>> Begin GIVEN DATA

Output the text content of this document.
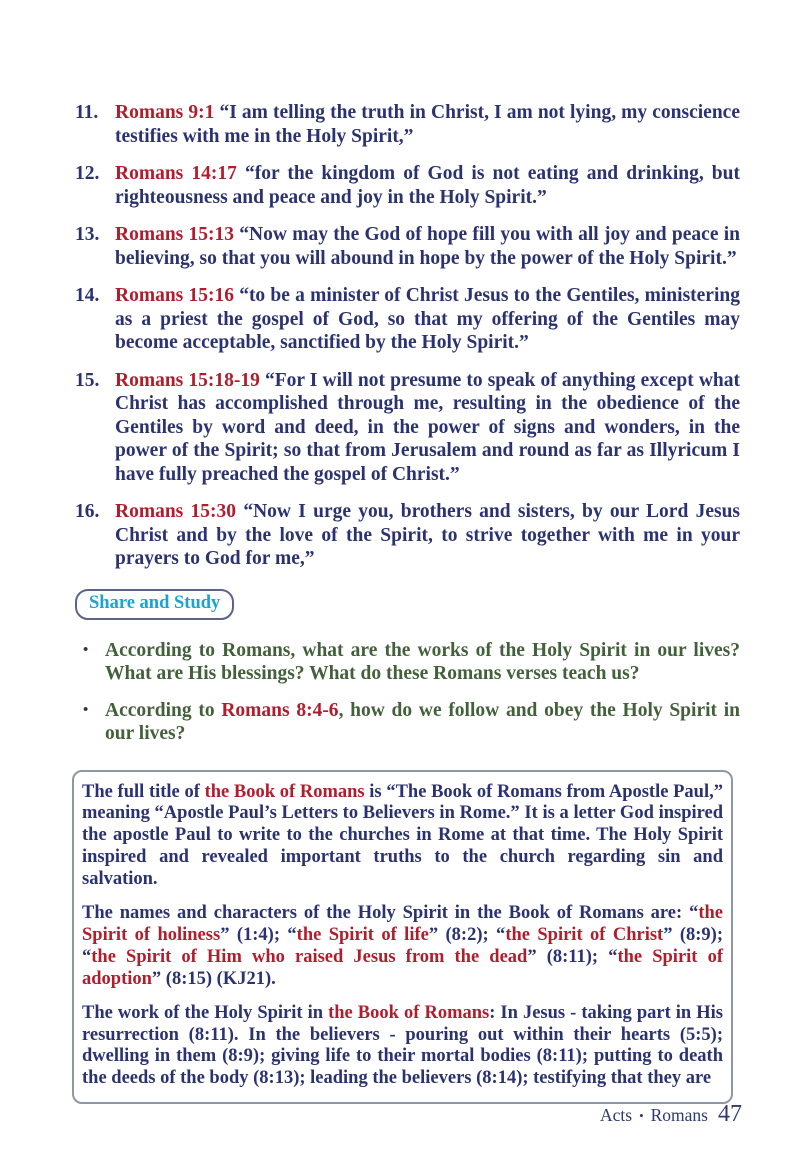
11. Romans 9:1 “I am telling the truth in Christ, I am not lying, my conscience testifies with me in the Holy Spirit,”
12. Romans 14:17 “for the kingdom of God is not eating and drinking, but righteousness and peace and joy in the Holy Spirit.”
13. Romans 15:13 “Now may the God of hope fill you with all joy and peace in believing, so that you will abound in hope by the power of the Holy Spirit.”
14. Romans 15:16 “to be a minister of Christ Jesus to the Gentiles, ministering as a priest the gospel of God, so that my offering of the Gentiles may become acceptable, sanctified by the Holy Spirit.”
15. Romans 15:18-19 “For I will not presume to speak of anything except what Christ has accomplished through me, resulting in the obedience of the Gentiles by word and deed, in the power of signs and wonders, in the power of the Spirit; so that from Jerusalem and round as far as Illyricum I have fully preached the gospel of Christ.”
16. Romans 15:30 “Now I urge you, brothers and sisters, by our Lord Jesus Christ and by the love of the Spirit, to strive together with me in your prayers to God for me,”
Share and Study
• According to Romans, what are the works of the Holy Spirit in our lives? What are His blessings? What do these Romans verses teach us?
• According to Romans 8:4-6, how do we follow and obey the Holy Spirit in our lives?

The full title of the Book of Romans is “The Book of Romans from Apostle Paul,” meaning “Apostle Paul’s Letters to Believers in Rome.” It is a letter God inspired the apostle Paul to write to the churches in Rome at that time. The Holy Spirit inspired and revealed important truths to the church regarding sin and salvation.

The names and characters of the Holy Spirit in the Book of Romans are: “the Spirit of holiness” (1:4); “the Spirit of life” (8:2); “the Spirit of Christ” (8:9); “the Spirit of Him who raised Jesus from the dead” (8:11); “the Spirit of adoption” (8:15) (KJ21).

The work of the Holy Spirit in the Book of Romans: In Jesus - taking part in His resurrection (8:11). In the believers - pouring out within their hearts (5:5); dwelling in them (8:9); giving life to their mortal bodies (8:11); putting to death the deeds of the body (8:13); leading the believers (8:14); testifying that they are

Acts • Romans 47
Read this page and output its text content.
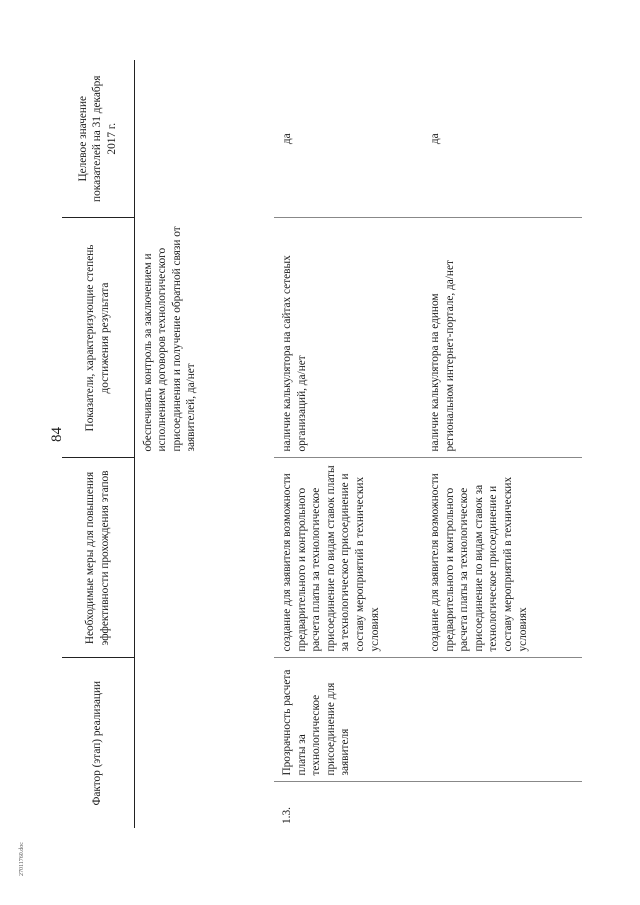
84
27011760.doc
Фактор (этап) реализации		Необходимые меры для повышения эффективности прохождения этапов	Показатели, характеризующие степень достижения результата	Целевое значение показателей на 31 декабря 2017 г.
			обеспечивать контроль за заключением и исполнением договоров технологического присоединения и получение обратной связи от заявителей, да/нет	
1.3.	Прозрачность расчета платы за технологическое присоединение для заявителя	создание для заявителя возможности предварительного и контрольного расчета платы за технологическое присоединение по видам ставок платы за технологическое присоединение и составу мероприятий в технических условиях	наличие калькулятора на сайтах сетевых организаций, да/нет	да
		создание для заявителя возможности предварительного и контрольного расчета платы за технологическое присоединение по видам ставок за технологическое присоединение и составу мероприятий в технических условиях	наличие калькулятора на едином региональном интернет-портале, да/нет	да
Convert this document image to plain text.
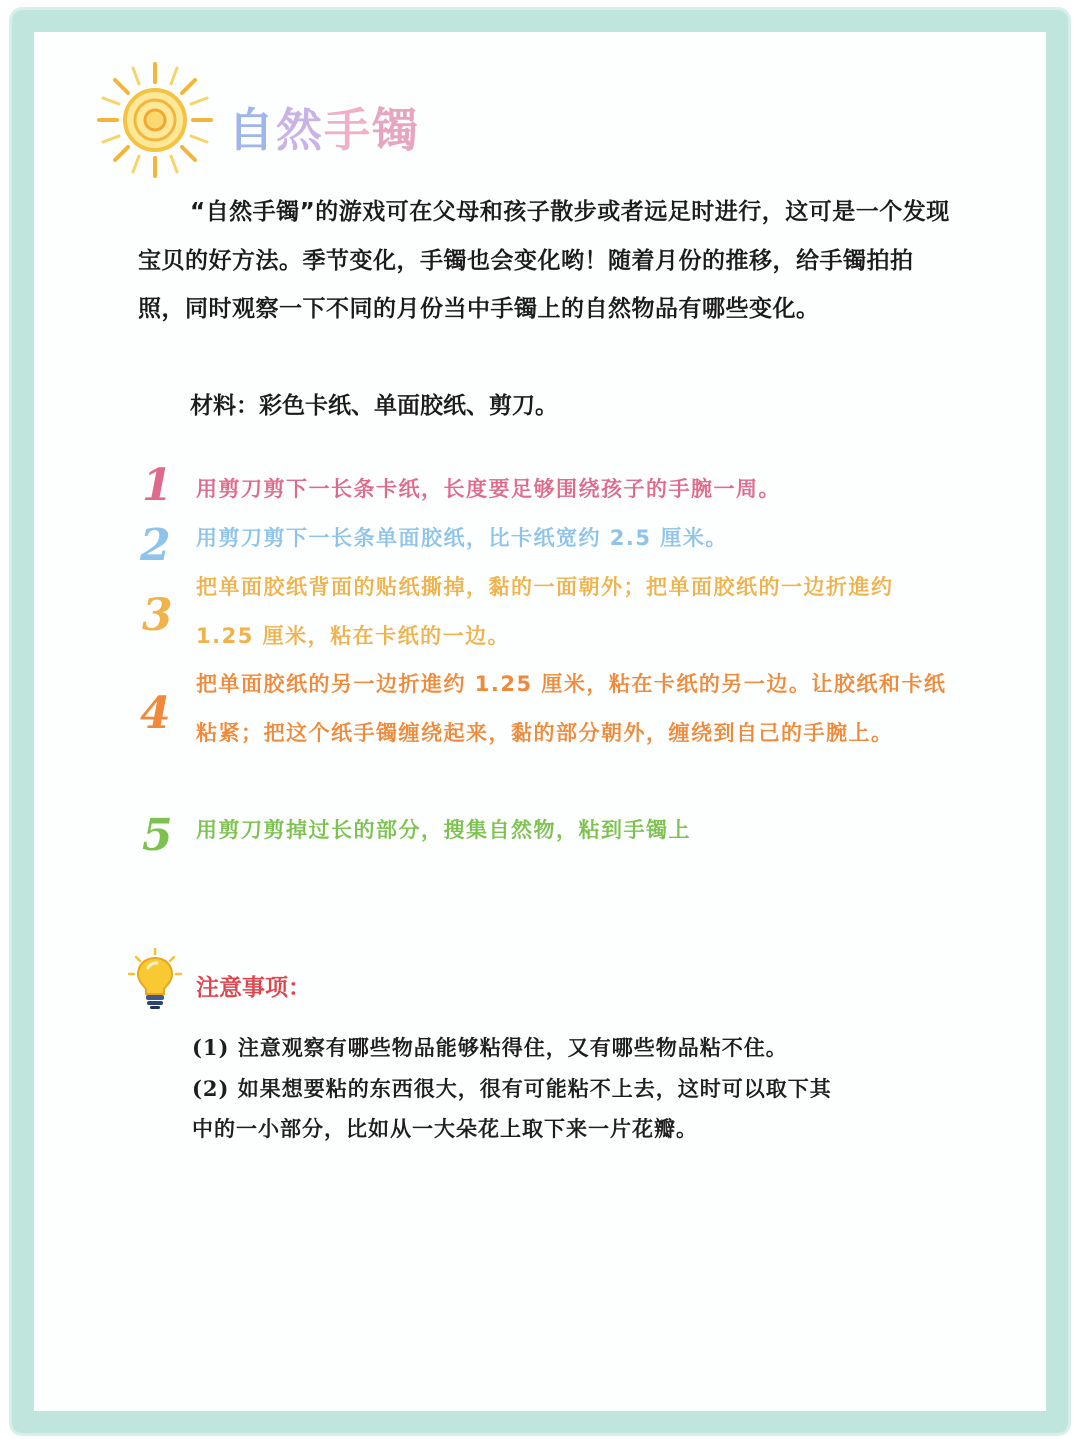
自然手镯
“自然手镯”的游戏可在父母和孩子散步或者远足时进行，这可是一个发现宝贝的好方法。季节变化，手镯也会变化哟！随着月份的推移，给手镯拍拍照，同时观察一下不同的月份当中手镯上的自然物品有哪些变化。
材料：彩色卡纸、单面胶纸、剪刀。
1 用剪刀剪下一长条卡纸，长度要足够围绕孩子的手腕一周。
2 用剪刀剪下一长条单面胶纸，比卡纸宽约 2.5 厘米。
3
把单面胶纸背面的贴纸撕掉，黏的一面朝外；把单面胶纸的一边折進约 1.25 厘米，粘在卡纸的一边。
4
把单面胶纸的另一边折進约 1.25 厘米，粘在卡纸的另一边。让胶纸和卡纸粘紧；把这个纸手镯缠绕起来，黏的部分朝外，缠绕到自己的手腕上。
5 用剪刀剪掉过长的部分，搜集自然物，粘到手镯上
注意事项：
(1) 注意观察有哪些物品能够粘得住，又有哪些物品粘不住。
(2) 如果想要粘的东西很大，很有可能粘不上去，这时可以取下其中的一小部分，比如从一大朵花上取下来一片花瓣。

>> End GIVEN DATA

* TASK DESCRIPTION:
Your copy of the data above should match it exactly, except that pictures are left out.

* THE RESPONSE:
Output the text content of this document.
11. Romans 9:1 “I am telling the truth in Christ, I am not lying, my conscience testifies with me in the Holy Spirit,”
12. Romans 14:17 “for the kingdom of God is not eating and drinking, but righteousness and peace and joy in the Holy Spirit.”
13. Romans 15:13 “Now may the God of hope fill you with all joy and peace in believing, so that you will abound in hope by the power of the Holy Spirit.”
14. Romans 15:16 “to be a minister of Christ Jesus to the Gentiles, ministering as a priest the gospel of God, so that my offering of the Gentiles may become acceptable, sanctified by the Holy Spirit.”
15. Romans 15:18-19 “For I will not presume to speak of anything except what Christ has accomplished through me, resulting in the obedience of the Gentiles by word and deed, in the power of signs and wonders, in the power of the Spirit; so that from Jerusalem and round as far as Illyricum I have fully preached the gospel of Christ.”
16. Romans 15:30 “Now I urge you, brothers and sisters, by our Lord Jesus Christ and by the love of the Spirit, to strive together with me in your prayers to God for me,”
Share and Study
• According to Romans, what are the works of the Holy Spirit in our lives? What are His blessings? What do these Romans verses teach us?
• According to Romans 8:4-6, how do we follow and obey the Holy Spirit in our lives?

The full title of the Book of Romans is “The Book of Romans from Apostle Paul,” meaning “Apostle Paul’s Letters to Believers in Rome.” It is a letter God inspired the apostle Paul to write to the churches in Rome at that time. The Holy Spirit inspired and revealed important truths to the church regarding sin and salvation.

The names and characters of the Holy Spirit in the Book of Romans are: “the Spirit of holiness” (1:4); “the Spirit of life” (8:2); “the Spirit of Christ” (8:9); “the Spirit of Him who raised Jesus from the dead” (8:11); “the Spirit of adoption” (8:15) (KJ21).

The work of the Holy Spirit in the Book of Romans: In Jesus - taking part in His resurrection (8:11). In the believers - pouring out within their hearts (5:5); dwelling in them (8:9); giving life to their mortal bodies (8:11); putting to death the deeds of the body (8:13); leading the believers (8:14); testifying that they are

Acts • Romans 47
Read this page and output its text content.
84
27011760.doc
Фактор (этап) реализации		Необходимые меры для повышения эффективности прохождения этапов	Показатели, характеризующие степень достижения результата	Целевое значение показателей на 31 декабря 2017 г.
			обеспечивать контроль за заключением и исполнением договоров технологического присоединения и получение обратной связи от заявителей, да/нет	
1.3.	Прозрачность расчета платы за технологическое присоединение для заявителя	создание для заявителя возможности предварительного и контрольного расчета платы за технологическое присоединение по видам ставок платы за технологическое присоединение и составу мероприятий в технических условиях	наличие калькулятора на сайтах сетевых организаций, да/нет	да
		создание для заявителя возможности предварительного и контрольного расчета платы за технологическое присоединение по видам ставок за технологическое присоединение и составу мероприятий в технических условиях	наличие калькулятора на едином региональном интернет-портале, да/нет	да
Convert this document image to plain text.
自然手镯
“自然手镯”的游戏可在父母和孩子散步或者远足时进行，这可是一个发现宝贝的好方法。季节变化，手镯也会变化哟！随着月份的推移，给手镯拍拍照，同时观察一下不同的月份当中手镯上的自然物品有哪些变化。
材料：彩色卡纸、单面胶纸、剪刀。
1 用剪刀剪下一长条卡纸，长度要足够围绕孩子的手腕一周。
2 用剪刀剪下一长条单面胶纸，比卡纸宽约 2.5 厘米。
3
把单面胶纸背面的贴纸撕掉，黏的一面朝外；把单面胶纸的一边折進约 1.25 厘米，粘在卡纸的一边。
4
把单面胶纸的另一边折進约 1.25 厘米，粘在卡纸的另一边。让胶纸和卡纸粘紧；把这个纸手镯缠绕起来，黏的部分朝外，缠绕到自己的手腕上。
5 用剪刀剪掉过长的部分，搜集自然物，粘到手镯上
注意事项：
(1) 注意观察有哪些物品能够粘得住，又有哪些物品粘不住。
(2) 如果想要粘的东西很大，很有可能粘不上去，这时可以取下其中的一小部分，比如从一大朵花上取下来一片花瓣。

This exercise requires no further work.